>> begin Information given

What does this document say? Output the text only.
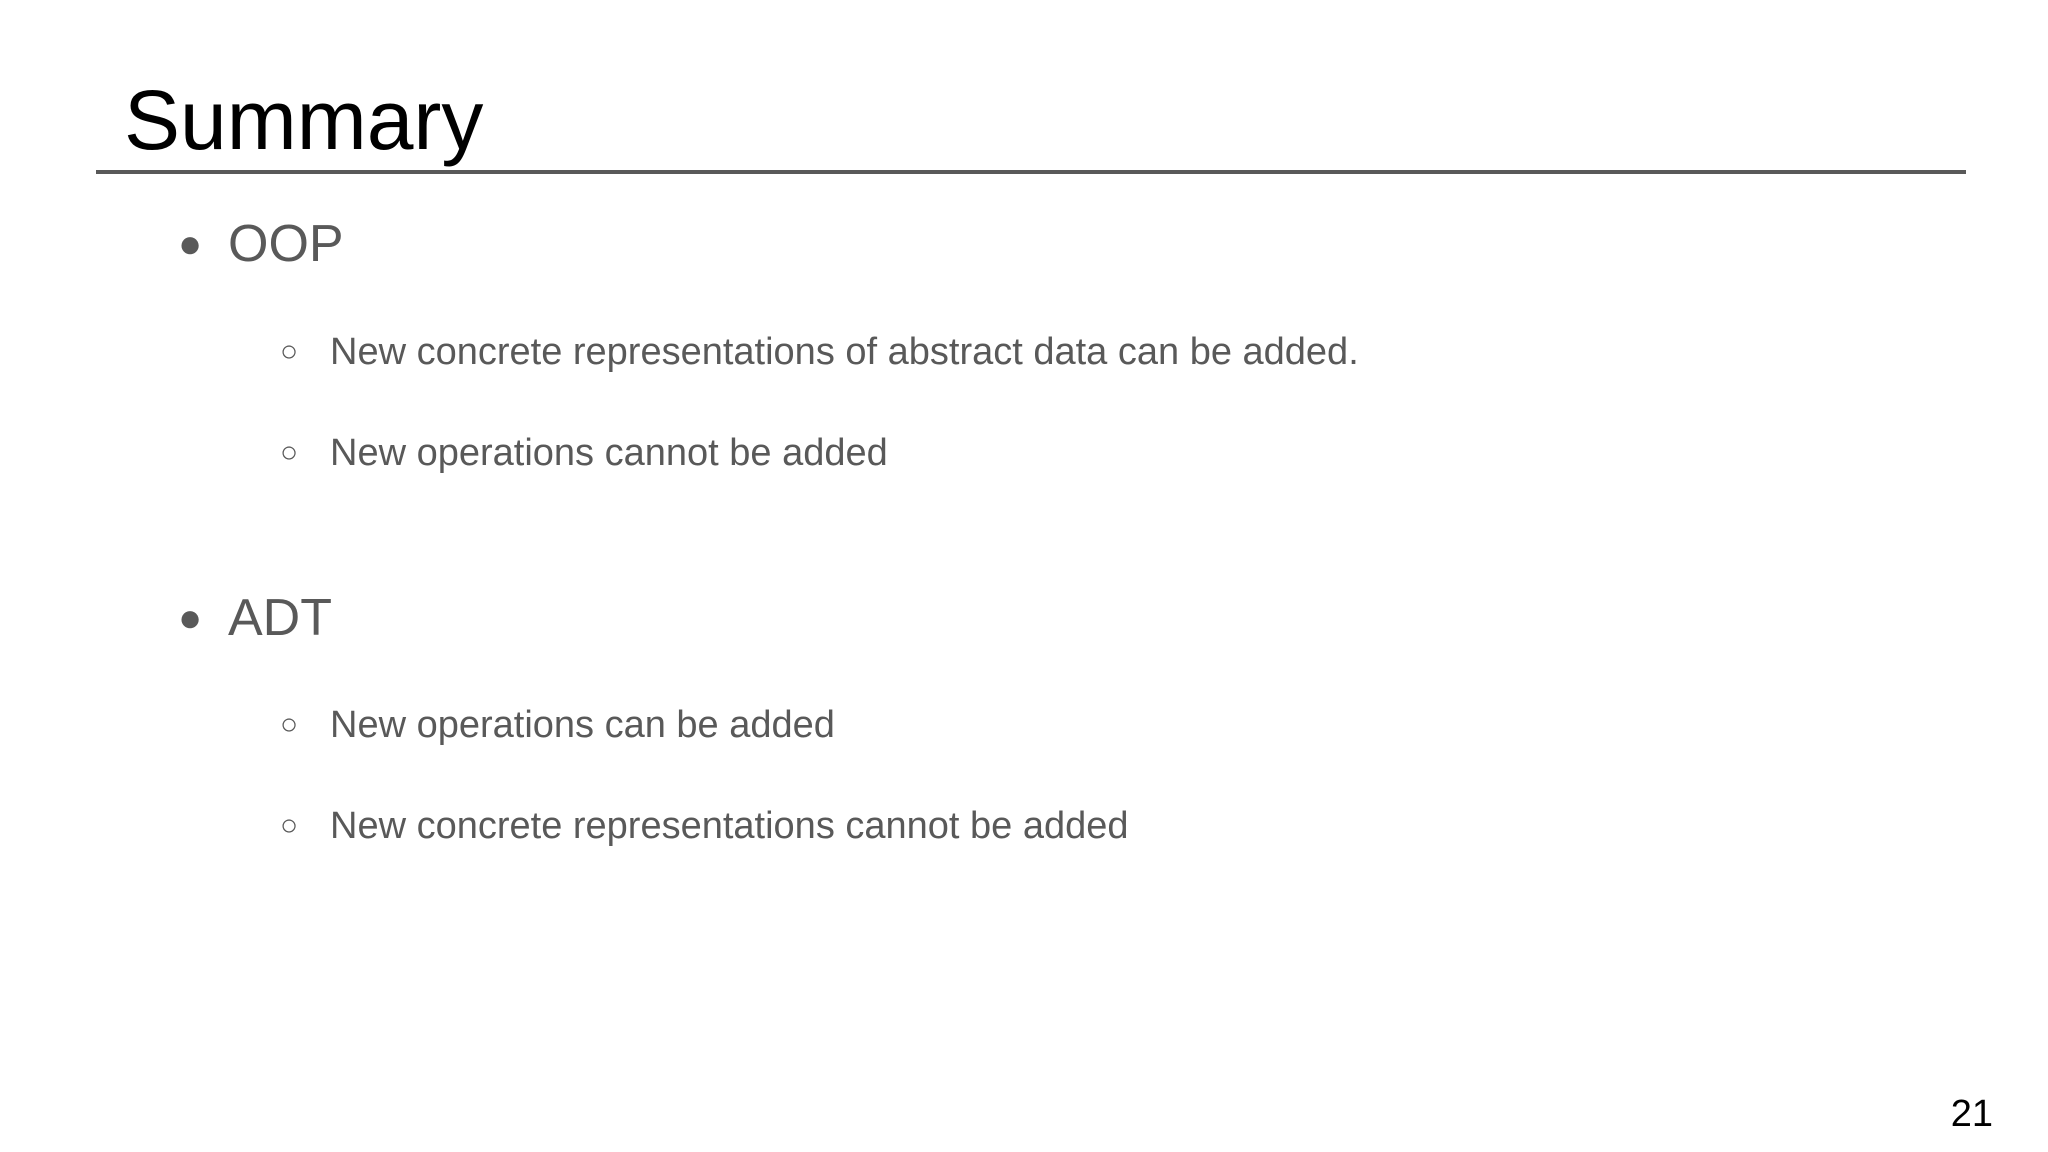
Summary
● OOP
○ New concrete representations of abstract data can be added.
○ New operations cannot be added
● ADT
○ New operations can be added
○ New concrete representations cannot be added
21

>> end Information given

▸ **Problem requirements**: Set down all the entries exactly as they appear, but skip any pictures.

▸ **Result**:
What does this document say? Output the text only.
Summary
● OOP
○ New concrete representations of abstract data can be added.
○ New operations cannot be added
● ADT
○ New operations can be added
○ New concrete representations cannot be added
21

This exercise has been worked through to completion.